Task list —
(1) In the piece on X's algorithm change, what has Instagram toggled between in response to user feedback?
(2) Echo the piece on X's algorithm change word for word, everything from "Implications for Engagement" down to "reciprocal follow rates.".

[Excerpt provided — start]

A Retreat to the Social Graph

The shift back toward surfacing mutuals is, in effect, a retreat to an older model of social networking: privileging the people you've chosen to connect with over the algorithmic churn of viral content and random replies. That's a notable pivot for a platform that has leaned heavily into open, high-velocity discourse, often at the expense of user comfort.

Whether the change will meaningfully reduce toxicity is an open question. Algorithms that prioritize familiar voices can create echo chambers, but they can also lower the temperature in spaces where anonymity and algorithmic amplification have historically rewarded provocation. For X, the calculation seems to be that users would rather see more from their actual network, even if that network is smaller and less surprising, than wade through replies from accounts they've never heard of.

The Communities Postmortem

The demise of Communities offers a useful counterpoint. Launched as a way to organize interest-based discussions separate from the main feed, the feature never achieved the critical mass needed to justify its footprint. Its low adoption rate and disproportionate abuse signal a recurring challenge for X: how to offer structure and safety without fragmenting the user base or creating new surfaces for bad actors to exploit.

Other platforms have had more success with similar concepts. Reddit's subreddit model and Discord's server architecture both rely on interest-based clustering, but they also benefit from different user expectations and moderation norms. X's attempt to bolt on a Communities layer without rethinking its core incentives, engagement mechanics, or moderation tooling may have been doomed from the start.

Implications for Engagement and Reach

For creators and brands that have built audiences on X, the algorithmic shift introduces a new variable. If the platform now weights mutual connections more heavily, content that resonates within a tightly connected cluster may perform better than posts optimized purely for virality or reply volume. That could disadvantage accounts that rely on broadcasting to large, loosely connected audiences, while rewarding those with higher reciprocal follow rates.

It's also worth noting what the change does not address: the platform's longstanding issues with coordinated inauthentic behavior, bot networks, and algorithmic gaming. Prioritizing mutuals may reduce noise from strangers, but it does little to filter out bad actors who have already embedded themselves in users' follow graphs.

A Pattern Across Platforms

X's move mirrors a broader trend across social networks as they grapple with the unintended consequences of engagement-maximizing algorithms. Meta has experimented with surfacing more content from friends and family in the Facebook News Feed, while Instagram has toggled between chronological and algorithmic sorting in response to user feedback. TikTok remains the outlier, doubling down on interest-based recommendations with minimal regard for social ties, but even there, the platform has introduced features to help users connect with friends.

The challenge is that users want both: the serendipity of discovery and the comfort of familiar voices. Striking that balance is difficult, especially on a platform like X where the culture has long rewarded volume, speed, and provocation over sustained conversation.

What Comes Next

The algorithmic tweak is labeled as "small," and Bier's framing suggests X views it as a course correction rather than a fundamental redesign. But in the context of Communities' shutdown and ongoing questions about the platform's direction under its current ownership, the change signals a pragmatic shift: when faced with limited engineering capacity and a product that feels increasingly hostile to casual users, prioritize the social graph over the chaos.

Whether this adjustment will be enough to reverse user attrition or improve the platform's reputation remains to be seen. For now, it's a bet that familiarity can outweigh novelty, and that the people you already know are more valuable than the strangers the algorithm throws at you.

[Excerpt provided — finish]
[Information given — start]

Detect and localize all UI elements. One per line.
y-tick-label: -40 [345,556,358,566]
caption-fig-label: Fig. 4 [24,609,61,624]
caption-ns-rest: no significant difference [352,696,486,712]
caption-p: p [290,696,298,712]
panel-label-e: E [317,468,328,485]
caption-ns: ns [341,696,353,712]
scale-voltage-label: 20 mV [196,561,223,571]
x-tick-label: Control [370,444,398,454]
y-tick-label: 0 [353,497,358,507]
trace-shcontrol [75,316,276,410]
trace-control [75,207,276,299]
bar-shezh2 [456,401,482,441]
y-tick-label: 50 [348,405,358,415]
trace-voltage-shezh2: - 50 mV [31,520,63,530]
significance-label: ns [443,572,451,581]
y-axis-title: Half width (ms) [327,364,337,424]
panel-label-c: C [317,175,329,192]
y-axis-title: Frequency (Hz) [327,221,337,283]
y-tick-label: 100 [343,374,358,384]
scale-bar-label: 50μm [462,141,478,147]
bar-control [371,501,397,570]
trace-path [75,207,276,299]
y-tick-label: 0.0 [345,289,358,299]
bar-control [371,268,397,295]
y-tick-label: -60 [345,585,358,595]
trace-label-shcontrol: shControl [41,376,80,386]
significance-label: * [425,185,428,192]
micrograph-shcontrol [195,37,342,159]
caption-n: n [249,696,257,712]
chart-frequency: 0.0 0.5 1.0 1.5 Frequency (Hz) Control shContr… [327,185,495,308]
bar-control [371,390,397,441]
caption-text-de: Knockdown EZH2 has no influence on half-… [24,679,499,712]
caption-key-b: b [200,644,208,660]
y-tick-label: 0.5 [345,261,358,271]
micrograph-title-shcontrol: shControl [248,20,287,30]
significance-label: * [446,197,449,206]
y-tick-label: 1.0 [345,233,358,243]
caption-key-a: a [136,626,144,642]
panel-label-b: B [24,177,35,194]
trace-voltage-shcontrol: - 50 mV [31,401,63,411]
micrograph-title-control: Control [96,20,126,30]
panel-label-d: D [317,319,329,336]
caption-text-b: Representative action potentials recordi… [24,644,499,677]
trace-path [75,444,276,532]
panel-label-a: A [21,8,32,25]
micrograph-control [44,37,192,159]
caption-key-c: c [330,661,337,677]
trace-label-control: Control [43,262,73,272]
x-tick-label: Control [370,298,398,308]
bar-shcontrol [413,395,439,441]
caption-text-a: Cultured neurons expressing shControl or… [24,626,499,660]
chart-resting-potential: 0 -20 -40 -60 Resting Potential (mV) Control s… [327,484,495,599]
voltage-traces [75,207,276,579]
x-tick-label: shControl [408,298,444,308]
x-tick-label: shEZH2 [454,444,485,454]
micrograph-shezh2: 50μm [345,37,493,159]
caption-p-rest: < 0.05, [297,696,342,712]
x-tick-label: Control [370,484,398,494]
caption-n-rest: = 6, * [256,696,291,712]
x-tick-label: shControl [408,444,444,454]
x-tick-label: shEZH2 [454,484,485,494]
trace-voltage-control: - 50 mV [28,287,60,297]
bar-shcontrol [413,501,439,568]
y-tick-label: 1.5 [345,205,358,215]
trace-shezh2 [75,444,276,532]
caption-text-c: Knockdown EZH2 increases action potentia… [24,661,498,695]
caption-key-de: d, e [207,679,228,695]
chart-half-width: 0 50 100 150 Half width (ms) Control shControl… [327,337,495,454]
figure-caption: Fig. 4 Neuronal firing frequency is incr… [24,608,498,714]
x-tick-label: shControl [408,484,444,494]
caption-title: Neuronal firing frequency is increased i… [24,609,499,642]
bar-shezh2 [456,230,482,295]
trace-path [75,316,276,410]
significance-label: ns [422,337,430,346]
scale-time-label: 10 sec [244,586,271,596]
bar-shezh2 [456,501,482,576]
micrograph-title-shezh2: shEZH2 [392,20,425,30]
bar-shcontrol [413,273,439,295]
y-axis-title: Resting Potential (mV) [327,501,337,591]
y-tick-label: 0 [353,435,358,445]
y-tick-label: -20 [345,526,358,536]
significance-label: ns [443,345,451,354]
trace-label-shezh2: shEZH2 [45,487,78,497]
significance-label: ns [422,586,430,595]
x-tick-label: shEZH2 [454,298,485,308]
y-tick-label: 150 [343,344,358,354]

[Information given — finish]

Numbered responses —
(1) Chronological and algorithmic sorting.

(2)
Implications for Engagement and Reach

For creators and brands that have built audiences on X, the algorithmic shift introduces a new variable. If the platform now weights mutual connections more heavily, content that resonates within a tightly connected cluster may perform better than posts optimized purely for virality or reply volume. That could disadvantage accounts that rely on broadcasting to large, loosely connected audiences, while rewarding those with higher reciprocal follow rates.